**PROBLEM DESCRIPTION**
Only the number is wanted: how many lines of these entries contain the word "chevron"?

**RECORD LIST**
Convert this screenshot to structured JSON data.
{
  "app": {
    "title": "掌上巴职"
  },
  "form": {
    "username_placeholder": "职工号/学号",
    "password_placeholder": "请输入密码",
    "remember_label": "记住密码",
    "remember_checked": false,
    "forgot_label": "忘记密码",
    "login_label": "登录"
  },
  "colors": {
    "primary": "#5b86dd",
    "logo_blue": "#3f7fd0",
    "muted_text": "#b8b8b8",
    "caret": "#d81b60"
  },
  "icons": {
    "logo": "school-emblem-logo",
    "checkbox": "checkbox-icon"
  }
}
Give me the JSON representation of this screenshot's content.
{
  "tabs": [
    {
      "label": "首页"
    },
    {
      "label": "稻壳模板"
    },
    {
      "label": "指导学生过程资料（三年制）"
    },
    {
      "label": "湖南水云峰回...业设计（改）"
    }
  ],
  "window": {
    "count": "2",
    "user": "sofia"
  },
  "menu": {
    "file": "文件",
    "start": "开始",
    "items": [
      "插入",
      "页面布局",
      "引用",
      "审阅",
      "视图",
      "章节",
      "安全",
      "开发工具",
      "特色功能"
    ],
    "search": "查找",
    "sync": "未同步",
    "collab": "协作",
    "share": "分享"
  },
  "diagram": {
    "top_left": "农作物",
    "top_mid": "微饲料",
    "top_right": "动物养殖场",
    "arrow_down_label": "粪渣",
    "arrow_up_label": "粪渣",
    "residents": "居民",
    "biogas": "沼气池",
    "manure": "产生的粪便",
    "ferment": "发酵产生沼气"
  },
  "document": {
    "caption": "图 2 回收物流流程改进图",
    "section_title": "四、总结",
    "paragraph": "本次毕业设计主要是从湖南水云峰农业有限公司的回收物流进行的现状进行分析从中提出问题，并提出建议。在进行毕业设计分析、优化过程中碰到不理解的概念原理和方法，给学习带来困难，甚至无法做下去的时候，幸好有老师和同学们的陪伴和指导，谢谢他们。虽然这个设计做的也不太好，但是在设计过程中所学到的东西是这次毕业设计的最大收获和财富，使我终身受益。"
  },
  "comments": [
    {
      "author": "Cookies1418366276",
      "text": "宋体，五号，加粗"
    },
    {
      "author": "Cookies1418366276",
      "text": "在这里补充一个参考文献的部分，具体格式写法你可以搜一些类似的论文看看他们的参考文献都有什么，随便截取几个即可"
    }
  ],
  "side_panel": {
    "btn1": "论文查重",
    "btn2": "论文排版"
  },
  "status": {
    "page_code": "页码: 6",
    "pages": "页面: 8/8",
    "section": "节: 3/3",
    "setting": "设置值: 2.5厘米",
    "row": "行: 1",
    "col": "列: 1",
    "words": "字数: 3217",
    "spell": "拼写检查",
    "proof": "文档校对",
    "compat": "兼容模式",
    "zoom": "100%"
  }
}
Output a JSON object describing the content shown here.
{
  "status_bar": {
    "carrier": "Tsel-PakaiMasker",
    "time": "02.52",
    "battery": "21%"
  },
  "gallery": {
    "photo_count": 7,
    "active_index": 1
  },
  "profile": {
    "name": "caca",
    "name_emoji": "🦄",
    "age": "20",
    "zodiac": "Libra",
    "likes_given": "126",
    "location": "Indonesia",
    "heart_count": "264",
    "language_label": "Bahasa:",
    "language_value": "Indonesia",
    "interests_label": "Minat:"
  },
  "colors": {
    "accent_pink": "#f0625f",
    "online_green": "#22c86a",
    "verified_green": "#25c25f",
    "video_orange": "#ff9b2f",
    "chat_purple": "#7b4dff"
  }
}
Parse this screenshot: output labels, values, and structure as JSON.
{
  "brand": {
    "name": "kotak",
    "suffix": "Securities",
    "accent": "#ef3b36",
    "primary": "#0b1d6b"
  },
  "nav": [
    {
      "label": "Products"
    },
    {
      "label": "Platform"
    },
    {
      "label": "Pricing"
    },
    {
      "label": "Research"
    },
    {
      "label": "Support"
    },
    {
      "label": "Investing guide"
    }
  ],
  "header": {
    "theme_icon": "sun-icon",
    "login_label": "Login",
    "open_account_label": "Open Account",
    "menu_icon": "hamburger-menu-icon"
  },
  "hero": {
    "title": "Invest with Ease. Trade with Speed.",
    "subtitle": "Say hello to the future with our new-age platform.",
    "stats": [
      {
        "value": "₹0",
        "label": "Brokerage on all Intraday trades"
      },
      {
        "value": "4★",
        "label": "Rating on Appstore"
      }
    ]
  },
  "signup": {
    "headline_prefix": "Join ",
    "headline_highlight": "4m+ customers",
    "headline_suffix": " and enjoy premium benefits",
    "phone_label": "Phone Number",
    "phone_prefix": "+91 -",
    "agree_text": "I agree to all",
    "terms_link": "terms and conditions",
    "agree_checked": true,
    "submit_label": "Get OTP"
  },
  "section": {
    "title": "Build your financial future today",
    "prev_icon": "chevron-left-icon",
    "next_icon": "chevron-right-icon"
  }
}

**IN RESPONSE**
2